PROBLEM STATEMENT → From the listing below, tally the lines that include "Area". Return only the total.

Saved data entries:
---------------
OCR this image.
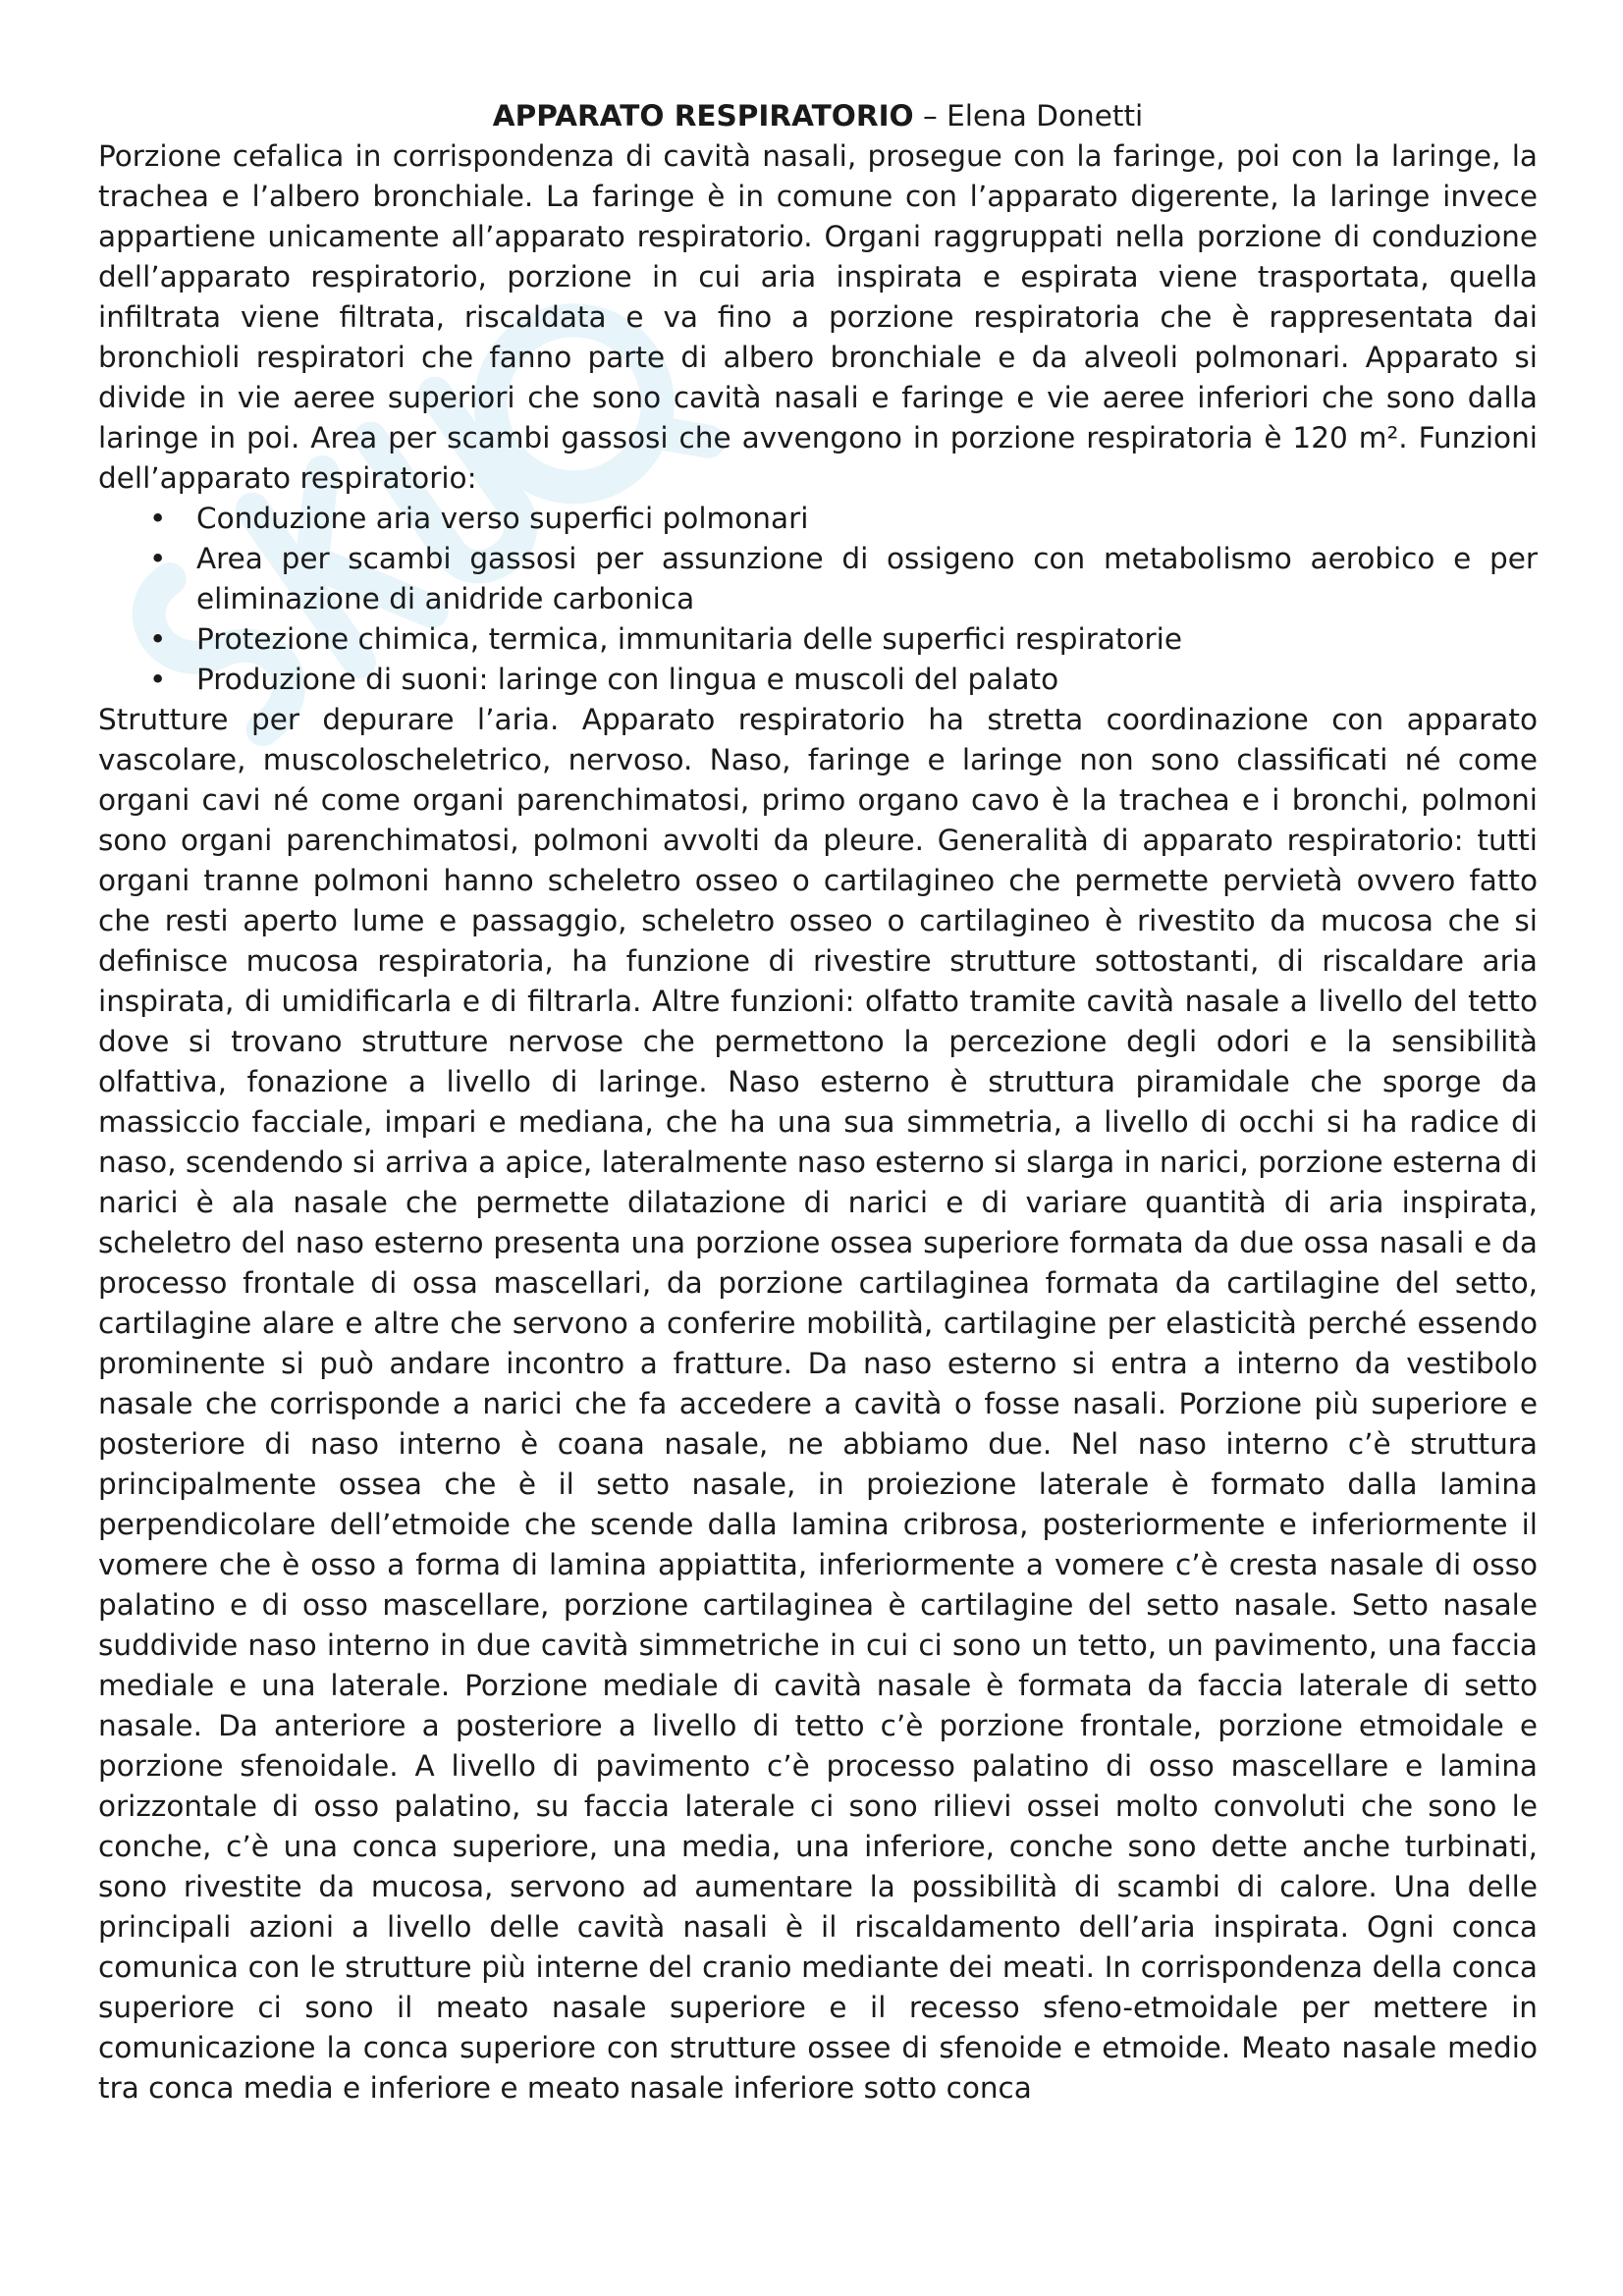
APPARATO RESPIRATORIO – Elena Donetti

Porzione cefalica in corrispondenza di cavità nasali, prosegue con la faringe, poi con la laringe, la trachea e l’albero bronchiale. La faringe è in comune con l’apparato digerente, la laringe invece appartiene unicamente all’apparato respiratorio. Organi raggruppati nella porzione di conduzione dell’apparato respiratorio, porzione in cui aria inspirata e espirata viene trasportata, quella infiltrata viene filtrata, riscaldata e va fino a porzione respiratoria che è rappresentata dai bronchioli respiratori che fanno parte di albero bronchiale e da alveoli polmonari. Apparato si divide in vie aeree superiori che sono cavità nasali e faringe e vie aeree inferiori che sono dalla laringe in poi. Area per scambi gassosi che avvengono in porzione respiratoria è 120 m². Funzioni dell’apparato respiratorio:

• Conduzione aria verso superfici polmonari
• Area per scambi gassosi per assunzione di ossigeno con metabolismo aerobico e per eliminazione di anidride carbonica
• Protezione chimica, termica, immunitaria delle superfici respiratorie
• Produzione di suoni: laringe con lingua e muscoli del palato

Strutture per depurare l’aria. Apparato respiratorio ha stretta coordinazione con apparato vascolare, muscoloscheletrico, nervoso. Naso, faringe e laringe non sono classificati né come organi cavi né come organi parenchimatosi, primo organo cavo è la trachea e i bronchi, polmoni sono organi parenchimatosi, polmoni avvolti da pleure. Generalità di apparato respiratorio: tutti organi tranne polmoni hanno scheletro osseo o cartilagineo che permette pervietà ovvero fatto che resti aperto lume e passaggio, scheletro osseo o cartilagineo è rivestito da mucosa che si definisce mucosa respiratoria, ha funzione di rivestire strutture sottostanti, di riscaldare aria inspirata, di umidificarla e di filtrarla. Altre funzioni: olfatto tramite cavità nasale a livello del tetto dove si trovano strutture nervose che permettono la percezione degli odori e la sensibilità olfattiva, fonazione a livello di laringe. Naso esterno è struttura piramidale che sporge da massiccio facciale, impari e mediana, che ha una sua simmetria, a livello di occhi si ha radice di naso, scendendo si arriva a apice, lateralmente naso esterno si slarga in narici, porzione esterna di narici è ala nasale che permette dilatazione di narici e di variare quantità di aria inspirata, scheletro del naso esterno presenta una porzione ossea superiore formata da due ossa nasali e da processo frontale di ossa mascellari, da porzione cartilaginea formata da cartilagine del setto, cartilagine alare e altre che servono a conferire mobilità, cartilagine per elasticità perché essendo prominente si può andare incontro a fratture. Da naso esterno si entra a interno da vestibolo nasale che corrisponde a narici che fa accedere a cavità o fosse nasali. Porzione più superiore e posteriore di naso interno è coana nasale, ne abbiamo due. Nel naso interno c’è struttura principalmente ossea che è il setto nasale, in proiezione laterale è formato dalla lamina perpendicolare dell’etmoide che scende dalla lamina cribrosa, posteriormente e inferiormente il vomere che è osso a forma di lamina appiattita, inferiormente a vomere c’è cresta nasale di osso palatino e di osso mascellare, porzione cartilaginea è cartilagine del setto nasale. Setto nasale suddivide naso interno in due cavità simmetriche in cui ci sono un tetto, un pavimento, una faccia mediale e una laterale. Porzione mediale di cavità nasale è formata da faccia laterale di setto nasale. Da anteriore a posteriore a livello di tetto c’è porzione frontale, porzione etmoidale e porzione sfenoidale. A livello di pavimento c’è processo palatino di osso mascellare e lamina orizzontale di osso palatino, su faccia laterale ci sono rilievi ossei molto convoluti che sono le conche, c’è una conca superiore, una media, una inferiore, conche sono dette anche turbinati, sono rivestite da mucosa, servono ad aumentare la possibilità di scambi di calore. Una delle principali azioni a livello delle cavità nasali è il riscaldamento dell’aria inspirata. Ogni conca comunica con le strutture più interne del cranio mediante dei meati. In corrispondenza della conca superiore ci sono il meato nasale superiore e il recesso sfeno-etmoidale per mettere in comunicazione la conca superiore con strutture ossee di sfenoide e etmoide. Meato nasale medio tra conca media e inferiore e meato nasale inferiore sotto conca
---------------
EXERCISE RESULT → 2